Information provided
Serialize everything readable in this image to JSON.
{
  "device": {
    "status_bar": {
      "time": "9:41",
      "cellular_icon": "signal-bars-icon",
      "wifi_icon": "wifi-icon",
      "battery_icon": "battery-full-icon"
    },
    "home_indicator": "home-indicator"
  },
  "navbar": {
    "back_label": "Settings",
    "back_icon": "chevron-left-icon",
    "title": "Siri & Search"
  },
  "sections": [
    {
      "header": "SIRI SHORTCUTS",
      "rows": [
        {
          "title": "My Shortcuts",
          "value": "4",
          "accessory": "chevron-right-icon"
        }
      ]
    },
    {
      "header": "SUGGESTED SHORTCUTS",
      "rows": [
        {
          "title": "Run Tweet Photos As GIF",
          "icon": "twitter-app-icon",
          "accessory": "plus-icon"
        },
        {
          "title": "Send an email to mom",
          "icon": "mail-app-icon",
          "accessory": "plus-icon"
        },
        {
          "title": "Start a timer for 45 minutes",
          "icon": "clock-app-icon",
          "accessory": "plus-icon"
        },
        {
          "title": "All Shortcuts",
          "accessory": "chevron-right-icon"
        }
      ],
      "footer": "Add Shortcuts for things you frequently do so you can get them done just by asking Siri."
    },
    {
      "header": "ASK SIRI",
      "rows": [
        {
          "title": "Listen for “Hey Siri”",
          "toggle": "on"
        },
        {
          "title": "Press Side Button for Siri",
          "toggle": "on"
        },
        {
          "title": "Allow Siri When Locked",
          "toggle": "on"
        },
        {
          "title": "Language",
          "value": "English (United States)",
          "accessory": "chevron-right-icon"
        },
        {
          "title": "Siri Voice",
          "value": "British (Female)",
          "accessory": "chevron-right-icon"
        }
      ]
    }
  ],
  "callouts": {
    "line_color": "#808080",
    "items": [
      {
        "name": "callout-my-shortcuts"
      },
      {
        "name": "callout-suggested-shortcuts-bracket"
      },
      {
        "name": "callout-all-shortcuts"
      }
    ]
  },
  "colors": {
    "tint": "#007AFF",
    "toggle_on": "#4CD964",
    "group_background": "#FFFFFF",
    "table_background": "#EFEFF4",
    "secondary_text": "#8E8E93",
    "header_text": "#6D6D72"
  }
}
...
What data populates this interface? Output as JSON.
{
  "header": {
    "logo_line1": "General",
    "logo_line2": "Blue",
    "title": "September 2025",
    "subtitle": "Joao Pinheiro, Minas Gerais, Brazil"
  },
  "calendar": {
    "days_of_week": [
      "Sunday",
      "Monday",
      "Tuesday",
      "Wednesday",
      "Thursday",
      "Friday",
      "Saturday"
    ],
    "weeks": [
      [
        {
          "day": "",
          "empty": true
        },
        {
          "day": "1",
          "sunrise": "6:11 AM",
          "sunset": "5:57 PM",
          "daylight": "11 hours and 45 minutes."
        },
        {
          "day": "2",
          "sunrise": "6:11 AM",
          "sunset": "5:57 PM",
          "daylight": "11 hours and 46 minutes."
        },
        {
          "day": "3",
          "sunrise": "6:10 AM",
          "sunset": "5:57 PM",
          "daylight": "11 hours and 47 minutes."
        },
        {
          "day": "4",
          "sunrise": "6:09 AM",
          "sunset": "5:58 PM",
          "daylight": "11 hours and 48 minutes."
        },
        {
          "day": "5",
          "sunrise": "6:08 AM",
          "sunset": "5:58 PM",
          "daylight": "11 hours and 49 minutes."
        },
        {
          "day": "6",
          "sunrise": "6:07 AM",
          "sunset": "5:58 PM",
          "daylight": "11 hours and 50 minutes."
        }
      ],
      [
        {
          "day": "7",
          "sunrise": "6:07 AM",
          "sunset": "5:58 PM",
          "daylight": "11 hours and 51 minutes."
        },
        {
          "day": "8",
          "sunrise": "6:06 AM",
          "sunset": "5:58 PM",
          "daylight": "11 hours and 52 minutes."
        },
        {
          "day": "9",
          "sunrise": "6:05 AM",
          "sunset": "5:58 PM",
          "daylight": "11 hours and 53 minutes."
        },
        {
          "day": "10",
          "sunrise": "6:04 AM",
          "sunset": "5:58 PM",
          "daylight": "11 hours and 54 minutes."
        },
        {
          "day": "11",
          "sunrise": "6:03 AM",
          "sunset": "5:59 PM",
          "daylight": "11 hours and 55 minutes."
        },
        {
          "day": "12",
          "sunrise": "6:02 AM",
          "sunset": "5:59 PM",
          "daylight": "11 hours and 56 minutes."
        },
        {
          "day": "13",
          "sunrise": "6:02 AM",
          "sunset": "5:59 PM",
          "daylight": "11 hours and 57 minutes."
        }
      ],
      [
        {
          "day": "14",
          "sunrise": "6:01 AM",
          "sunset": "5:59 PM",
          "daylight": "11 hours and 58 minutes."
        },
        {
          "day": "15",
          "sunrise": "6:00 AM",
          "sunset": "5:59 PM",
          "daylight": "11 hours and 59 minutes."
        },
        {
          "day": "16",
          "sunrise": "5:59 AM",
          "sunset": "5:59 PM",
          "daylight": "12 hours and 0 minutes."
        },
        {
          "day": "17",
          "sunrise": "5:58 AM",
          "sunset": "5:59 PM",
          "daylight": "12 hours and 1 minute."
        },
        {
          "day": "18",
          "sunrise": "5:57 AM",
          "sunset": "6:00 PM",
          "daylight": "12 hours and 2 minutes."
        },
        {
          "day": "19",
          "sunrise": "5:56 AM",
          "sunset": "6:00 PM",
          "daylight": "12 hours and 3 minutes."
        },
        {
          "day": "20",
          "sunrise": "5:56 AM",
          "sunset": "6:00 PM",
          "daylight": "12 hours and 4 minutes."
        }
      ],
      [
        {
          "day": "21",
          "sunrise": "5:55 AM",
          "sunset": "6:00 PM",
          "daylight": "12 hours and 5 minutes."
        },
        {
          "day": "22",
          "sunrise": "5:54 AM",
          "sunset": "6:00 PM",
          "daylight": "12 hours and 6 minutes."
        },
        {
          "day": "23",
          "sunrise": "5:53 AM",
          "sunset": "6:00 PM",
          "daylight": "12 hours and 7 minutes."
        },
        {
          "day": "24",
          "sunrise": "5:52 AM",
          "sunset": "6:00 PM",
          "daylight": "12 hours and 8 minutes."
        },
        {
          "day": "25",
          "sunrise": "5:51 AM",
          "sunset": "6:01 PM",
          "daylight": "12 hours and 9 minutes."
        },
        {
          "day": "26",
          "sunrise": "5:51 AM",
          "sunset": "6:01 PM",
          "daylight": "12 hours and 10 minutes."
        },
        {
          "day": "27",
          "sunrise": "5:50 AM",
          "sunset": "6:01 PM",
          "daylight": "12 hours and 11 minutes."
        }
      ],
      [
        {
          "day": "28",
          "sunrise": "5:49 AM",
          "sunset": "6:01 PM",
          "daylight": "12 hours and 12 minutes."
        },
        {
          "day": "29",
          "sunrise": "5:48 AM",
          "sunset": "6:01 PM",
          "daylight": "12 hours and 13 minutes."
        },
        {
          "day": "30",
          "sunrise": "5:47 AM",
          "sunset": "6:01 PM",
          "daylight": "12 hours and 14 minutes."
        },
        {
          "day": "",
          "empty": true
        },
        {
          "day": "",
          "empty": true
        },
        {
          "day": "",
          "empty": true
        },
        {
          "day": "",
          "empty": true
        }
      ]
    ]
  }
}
--
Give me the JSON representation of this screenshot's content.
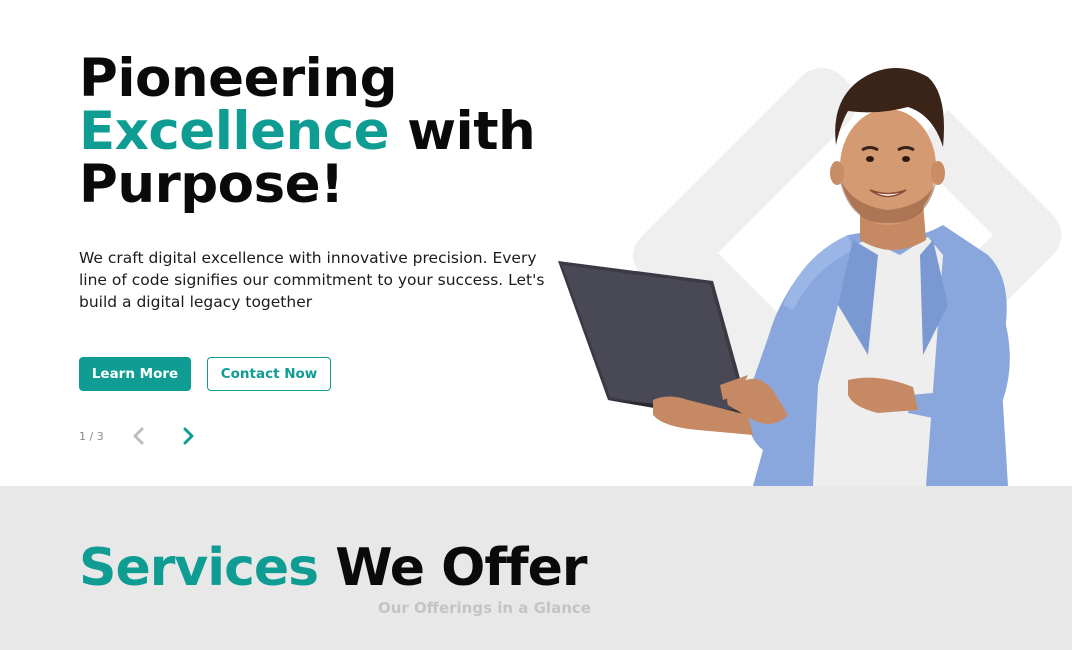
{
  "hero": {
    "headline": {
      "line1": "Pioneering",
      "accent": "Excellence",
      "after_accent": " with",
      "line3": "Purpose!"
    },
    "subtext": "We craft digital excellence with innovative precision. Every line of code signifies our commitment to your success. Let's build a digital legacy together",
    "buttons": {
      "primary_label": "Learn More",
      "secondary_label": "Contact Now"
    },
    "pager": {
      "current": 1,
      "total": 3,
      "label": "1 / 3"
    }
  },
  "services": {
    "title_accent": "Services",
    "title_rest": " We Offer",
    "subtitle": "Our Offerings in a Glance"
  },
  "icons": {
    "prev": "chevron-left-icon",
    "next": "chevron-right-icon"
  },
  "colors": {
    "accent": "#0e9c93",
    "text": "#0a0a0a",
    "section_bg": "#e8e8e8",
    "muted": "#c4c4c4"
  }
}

Task to complete
Which lines of the data above contain "left"? Copy each one.

Complete response
    "back_icon": "chevron-left-icon",
    "prev": "chevron-left-icon",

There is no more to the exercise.